[begin DATA TO USE]

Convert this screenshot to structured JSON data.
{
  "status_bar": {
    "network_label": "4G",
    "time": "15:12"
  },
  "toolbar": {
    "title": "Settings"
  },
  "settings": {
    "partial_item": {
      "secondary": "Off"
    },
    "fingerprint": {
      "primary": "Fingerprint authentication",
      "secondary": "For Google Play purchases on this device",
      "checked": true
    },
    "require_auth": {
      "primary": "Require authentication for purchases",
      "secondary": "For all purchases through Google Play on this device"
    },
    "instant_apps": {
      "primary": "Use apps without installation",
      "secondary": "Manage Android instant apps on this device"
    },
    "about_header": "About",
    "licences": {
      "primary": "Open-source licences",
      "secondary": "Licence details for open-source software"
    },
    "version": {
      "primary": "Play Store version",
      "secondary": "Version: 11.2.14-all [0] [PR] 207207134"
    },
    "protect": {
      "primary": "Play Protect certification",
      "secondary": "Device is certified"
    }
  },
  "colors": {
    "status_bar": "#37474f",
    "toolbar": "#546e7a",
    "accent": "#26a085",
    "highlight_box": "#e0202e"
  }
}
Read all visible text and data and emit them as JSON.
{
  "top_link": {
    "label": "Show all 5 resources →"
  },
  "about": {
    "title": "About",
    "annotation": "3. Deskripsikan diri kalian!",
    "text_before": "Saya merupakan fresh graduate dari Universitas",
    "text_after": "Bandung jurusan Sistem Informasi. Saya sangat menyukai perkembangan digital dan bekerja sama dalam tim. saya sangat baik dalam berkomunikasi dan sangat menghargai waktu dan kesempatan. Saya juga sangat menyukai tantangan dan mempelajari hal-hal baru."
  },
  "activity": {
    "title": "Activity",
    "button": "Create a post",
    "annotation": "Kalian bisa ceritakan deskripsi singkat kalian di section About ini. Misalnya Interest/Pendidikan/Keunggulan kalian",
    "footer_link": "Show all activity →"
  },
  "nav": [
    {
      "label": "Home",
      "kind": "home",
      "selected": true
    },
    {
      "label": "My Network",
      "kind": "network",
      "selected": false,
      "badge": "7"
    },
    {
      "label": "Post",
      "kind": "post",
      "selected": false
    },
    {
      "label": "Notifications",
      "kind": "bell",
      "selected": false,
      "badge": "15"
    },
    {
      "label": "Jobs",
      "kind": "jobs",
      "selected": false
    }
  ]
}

[end DATA TO USE]

▶ **GIVEN EXERCISE**: Each line of the data that includes the word "purchases" counts once; report the total and nothing more.

▶ **ANSWER TO THIS TASK**: 3